■ **WORK TO BE COMPLETED**:
In the data below, find each line containing the string "الغسل" and return it.

───

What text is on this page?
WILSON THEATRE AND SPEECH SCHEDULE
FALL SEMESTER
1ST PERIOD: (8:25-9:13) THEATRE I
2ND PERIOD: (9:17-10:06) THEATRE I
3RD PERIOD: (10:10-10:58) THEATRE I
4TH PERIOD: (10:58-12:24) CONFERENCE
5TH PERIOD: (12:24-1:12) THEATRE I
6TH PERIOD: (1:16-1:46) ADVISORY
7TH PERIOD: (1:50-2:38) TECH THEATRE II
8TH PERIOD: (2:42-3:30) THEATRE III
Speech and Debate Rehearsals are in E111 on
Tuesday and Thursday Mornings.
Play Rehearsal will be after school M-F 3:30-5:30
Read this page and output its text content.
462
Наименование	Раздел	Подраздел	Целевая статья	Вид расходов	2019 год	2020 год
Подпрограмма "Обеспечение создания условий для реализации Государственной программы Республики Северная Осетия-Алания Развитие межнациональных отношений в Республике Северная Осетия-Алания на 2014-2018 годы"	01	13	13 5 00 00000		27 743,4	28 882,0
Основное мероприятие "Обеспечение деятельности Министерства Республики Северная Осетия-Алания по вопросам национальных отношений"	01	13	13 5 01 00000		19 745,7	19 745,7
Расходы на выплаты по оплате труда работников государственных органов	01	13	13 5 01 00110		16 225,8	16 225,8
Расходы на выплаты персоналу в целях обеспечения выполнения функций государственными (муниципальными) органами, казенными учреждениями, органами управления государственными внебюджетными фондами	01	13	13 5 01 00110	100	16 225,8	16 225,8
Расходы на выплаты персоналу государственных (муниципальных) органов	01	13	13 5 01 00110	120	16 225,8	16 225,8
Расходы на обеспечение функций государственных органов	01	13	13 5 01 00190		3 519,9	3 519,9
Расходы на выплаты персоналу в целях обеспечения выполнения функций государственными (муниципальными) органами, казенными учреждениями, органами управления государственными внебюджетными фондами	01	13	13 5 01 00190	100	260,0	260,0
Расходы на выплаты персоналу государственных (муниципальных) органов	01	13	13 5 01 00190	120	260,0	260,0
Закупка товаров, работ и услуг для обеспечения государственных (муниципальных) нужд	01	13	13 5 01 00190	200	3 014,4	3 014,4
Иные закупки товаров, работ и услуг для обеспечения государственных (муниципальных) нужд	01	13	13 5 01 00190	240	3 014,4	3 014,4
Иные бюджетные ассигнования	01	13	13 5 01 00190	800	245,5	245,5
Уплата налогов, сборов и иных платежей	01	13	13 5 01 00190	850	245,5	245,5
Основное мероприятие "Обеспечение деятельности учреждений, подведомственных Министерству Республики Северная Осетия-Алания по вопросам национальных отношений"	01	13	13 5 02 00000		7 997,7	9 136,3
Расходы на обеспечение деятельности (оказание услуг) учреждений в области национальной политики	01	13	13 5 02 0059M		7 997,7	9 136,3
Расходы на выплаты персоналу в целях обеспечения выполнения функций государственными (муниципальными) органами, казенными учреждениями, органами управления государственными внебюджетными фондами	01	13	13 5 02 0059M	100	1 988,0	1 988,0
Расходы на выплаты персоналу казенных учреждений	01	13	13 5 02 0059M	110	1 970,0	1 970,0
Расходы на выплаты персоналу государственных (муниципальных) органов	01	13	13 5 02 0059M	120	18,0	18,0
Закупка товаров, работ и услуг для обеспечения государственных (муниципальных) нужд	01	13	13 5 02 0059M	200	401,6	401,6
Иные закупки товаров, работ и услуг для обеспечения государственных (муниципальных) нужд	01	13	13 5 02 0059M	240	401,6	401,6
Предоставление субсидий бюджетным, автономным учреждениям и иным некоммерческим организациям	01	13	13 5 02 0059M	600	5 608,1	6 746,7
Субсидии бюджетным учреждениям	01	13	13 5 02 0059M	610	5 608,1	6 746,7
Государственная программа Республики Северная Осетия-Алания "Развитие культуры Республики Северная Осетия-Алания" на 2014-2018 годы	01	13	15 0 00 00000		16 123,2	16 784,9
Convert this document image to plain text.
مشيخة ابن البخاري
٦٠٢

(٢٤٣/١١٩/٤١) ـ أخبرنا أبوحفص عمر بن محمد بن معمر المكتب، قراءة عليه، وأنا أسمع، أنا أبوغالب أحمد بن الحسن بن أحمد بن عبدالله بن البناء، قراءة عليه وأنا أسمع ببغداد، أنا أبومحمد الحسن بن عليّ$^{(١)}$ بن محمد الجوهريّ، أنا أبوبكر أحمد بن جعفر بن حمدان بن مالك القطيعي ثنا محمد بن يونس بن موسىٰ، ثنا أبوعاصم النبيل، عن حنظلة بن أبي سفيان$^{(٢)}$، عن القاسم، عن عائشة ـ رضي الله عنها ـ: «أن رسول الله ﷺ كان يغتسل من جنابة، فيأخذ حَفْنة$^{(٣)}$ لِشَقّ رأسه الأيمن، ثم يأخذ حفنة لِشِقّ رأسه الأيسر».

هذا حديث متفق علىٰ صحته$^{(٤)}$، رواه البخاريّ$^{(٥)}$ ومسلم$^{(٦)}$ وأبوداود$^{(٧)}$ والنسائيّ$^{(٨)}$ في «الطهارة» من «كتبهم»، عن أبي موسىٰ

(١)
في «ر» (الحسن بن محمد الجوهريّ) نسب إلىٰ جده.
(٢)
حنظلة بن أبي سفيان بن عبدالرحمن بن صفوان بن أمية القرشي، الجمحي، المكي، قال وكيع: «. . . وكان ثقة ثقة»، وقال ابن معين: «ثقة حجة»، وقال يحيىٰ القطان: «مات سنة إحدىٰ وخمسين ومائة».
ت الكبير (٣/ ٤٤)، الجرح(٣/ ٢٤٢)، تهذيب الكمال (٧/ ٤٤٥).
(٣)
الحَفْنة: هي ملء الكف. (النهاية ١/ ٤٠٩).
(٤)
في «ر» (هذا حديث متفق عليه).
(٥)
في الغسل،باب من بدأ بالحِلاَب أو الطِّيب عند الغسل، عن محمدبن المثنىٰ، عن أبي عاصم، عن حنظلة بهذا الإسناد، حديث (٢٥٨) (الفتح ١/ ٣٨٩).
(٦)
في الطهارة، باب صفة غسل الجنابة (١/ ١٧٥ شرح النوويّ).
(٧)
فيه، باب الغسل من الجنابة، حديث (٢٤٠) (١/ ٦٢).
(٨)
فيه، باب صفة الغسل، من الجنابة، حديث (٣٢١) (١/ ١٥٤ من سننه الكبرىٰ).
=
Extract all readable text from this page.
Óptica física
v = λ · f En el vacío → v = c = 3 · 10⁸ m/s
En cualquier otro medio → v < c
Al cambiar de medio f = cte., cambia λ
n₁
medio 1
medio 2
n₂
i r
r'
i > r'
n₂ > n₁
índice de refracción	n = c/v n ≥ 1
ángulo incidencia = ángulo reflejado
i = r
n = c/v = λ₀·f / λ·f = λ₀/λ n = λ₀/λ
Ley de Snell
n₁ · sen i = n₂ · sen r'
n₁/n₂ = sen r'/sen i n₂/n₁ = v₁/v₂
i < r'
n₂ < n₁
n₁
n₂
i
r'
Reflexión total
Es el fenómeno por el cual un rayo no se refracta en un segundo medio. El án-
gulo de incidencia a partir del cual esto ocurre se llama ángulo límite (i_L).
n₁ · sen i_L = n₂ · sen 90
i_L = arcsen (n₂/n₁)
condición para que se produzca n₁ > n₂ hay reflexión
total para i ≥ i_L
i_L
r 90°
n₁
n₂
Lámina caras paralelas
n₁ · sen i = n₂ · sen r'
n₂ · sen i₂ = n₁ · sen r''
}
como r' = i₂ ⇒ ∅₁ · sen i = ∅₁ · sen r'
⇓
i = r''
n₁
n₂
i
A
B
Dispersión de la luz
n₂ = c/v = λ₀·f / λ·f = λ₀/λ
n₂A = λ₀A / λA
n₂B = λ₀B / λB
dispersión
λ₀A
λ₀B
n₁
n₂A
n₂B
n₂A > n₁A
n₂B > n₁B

───

■ **RESULT OF THE EXERCISE**:
في الغسل،باب من بدأ بالحِلاَب أو الطِّيب عند الغسل، عن محمدبن المثنىٰ، عن أبي عاصم، عن حنظلة بهذا الإسناد، حديث (٢٥٨) (الفتح ١/ ٣٨٩).
فيه، باب الغسل من الجنابة، حديث (٢٤٠) (١/ ٦٢).
فيه، باب صفة الغسل، من الجنابة، حديث (٣٢١) (١/ ١٥٤ من سننه الكبرىٰ).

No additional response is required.